#### [Directive]
Output only the span of lines that begins at the line containing "Extract the structured" and ends at the last line of the data, both included, exactly as they appear.

** start of Material for the task **

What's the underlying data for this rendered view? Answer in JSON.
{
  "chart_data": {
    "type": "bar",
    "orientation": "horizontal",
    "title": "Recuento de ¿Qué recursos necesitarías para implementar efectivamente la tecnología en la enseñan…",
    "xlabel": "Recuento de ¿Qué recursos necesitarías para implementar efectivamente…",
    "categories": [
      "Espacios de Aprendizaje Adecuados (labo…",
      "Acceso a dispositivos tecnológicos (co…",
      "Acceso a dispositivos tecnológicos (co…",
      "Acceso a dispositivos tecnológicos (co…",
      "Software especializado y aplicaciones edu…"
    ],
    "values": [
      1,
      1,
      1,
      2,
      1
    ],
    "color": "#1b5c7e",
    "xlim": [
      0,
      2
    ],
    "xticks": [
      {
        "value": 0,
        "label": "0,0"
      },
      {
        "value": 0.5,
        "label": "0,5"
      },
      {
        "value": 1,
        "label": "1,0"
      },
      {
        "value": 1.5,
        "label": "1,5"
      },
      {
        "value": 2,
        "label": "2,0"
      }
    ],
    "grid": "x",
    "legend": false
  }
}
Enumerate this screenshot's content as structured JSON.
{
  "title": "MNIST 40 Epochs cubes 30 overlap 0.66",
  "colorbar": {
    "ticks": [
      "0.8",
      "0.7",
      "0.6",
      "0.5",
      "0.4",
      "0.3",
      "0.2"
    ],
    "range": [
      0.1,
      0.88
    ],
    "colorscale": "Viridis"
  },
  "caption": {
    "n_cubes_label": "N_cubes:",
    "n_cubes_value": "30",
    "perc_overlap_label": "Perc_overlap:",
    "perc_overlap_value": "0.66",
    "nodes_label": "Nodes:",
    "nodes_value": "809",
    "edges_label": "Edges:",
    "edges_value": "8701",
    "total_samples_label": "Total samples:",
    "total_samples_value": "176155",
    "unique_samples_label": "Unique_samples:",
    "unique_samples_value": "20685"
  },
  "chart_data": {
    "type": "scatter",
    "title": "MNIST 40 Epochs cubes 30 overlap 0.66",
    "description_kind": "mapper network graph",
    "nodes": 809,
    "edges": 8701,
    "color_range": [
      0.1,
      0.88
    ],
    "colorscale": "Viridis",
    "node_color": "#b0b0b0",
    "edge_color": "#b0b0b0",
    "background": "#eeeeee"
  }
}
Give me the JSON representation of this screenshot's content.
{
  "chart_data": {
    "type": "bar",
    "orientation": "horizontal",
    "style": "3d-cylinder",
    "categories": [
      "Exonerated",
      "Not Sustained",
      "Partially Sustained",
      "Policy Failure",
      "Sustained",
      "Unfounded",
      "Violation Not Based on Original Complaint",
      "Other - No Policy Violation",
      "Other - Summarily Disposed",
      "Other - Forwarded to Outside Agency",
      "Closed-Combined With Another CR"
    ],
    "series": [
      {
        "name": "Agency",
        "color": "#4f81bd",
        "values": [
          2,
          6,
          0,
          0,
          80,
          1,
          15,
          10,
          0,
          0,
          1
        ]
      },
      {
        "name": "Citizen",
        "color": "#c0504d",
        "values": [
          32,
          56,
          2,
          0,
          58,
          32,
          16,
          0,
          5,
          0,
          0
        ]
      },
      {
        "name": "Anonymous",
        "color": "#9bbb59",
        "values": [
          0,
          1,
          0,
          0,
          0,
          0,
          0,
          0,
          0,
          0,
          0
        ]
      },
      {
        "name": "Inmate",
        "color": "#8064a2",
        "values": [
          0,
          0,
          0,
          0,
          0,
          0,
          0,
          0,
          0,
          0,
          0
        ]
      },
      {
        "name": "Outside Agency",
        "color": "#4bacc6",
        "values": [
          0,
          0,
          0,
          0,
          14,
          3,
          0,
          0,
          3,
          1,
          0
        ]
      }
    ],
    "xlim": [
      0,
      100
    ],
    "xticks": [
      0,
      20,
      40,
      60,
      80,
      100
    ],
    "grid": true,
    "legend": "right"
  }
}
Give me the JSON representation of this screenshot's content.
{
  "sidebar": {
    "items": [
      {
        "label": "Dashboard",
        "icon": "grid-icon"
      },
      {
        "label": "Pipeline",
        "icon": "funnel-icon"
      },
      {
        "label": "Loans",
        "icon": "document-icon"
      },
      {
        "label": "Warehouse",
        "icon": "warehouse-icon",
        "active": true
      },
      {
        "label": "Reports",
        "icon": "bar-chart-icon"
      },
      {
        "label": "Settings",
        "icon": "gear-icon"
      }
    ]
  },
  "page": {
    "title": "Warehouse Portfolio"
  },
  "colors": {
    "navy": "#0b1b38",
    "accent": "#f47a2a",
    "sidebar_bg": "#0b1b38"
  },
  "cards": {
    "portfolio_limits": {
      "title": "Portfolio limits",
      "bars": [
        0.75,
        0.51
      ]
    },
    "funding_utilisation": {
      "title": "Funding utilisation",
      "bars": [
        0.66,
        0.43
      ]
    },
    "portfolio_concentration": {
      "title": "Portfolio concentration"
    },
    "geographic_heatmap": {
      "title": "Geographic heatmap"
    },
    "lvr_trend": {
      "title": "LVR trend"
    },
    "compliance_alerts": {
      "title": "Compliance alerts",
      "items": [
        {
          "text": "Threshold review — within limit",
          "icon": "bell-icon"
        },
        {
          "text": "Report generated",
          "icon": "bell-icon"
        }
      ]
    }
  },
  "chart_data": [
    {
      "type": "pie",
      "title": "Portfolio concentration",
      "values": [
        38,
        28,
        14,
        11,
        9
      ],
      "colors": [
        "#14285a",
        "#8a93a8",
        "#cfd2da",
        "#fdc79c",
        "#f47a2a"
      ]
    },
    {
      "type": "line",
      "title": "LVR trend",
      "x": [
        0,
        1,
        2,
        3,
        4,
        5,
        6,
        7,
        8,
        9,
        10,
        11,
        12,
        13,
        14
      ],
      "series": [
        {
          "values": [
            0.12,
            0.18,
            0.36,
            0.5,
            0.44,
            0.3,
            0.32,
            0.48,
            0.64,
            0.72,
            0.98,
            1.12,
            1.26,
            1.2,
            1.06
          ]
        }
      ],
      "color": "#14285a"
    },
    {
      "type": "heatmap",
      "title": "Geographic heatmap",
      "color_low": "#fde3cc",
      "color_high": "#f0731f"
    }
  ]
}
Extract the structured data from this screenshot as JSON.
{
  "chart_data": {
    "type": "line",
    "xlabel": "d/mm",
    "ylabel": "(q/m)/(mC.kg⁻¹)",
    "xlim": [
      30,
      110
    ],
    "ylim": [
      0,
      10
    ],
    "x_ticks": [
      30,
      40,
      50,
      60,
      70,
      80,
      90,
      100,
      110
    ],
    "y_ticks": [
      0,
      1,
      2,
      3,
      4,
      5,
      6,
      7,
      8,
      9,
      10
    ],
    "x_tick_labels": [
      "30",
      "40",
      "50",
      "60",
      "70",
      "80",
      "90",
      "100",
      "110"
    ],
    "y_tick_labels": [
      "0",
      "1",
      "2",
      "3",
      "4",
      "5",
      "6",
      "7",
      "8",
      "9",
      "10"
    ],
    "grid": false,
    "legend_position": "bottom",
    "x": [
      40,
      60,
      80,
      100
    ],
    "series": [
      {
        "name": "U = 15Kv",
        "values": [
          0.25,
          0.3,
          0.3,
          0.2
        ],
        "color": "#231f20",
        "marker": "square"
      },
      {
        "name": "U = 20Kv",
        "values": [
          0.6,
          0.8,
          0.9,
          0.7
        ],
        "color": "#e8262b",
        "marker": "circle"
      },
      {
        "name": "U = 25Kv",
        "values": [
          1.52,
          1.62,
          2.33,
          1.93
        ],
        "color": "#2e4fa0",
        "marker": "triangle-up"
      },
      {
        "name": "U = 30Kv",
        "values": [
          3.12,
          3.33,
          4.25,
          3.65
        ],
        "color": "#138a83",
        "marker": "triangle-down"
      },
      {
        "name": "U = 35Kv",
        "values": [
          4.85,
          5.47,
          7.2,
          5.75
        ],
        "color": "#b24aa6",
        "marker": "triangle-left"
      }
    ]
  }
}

** end of Material for the task **

#### [Result below]
Extract the structured data from this screenshot as JSON.
{
  "chart_data": {
    "type": "line",
    "xlabel": "d/mm",
    "ylabel": "(q/m)/(mC.kg⁻¹)",
    "xlim": [
      30,
      110
    ],
    "ylim": [
      0,
      10
    ],
    "x_ticks": [
      30,
      40,
      50,
      60,
      70,
      80,
      90,
      100,
      110
    ],
    "y_ticks": [
      0,
      1,
      2,
      3,
      4,
      5,
      6,
      7,
      8,
      9,
      10
    ],
    "x_tick_labels": [
      "30",
      "40",
      "50",
      "60",
      "70",
      "80",
      "90",
      "100",
      "110"
    ],
    "y_tick_labels": [
      "0",
      "1",
      "2",
      "3",
      "4",
      "5",
      "6",
      "7",
      "8",
      "9",
      "10"
    ],
    "grid": false,
    "legend_position": "bottom",
    "x": [
      40,
      60,
      80,
      100
    ],
    "series": [
      {
        "name": "U = 15Kv",
        "values": [
          0.25,
          0.3,
          0.3,
          0.2
        ],
        "color": "#231f20",
        "marker": "square"
      },
      {
        "name": "U = 20Kv",
        "values": [
          0.6,
          0.8,
          0.9,
          0.7
        ],
        "color": "#e8262b",
        "marker": "circle"
      },
      {
        "name": "U = 25Kv",
        "values": [
          1.52,
          1.62,
          2.33,
          1.93
        ],
        "color": "#2e4fa0",
        "marker": "triangle-up"
      },
      {
        "name": "U = 30Kv",
        "values": [
          3.12,
          3.33,
          4.25,
          3.65
        ],
        "color": "#138a83",
        "marker": "triangle-down"
      },
      {
        "name": "U = 35Kv",
        "values": [
          4.85,
          5.47,
          7.2,
          5.75
        ],
        "color": "#b24aa6",
        "marker": "triangle-left"
      }
    ]
  }
}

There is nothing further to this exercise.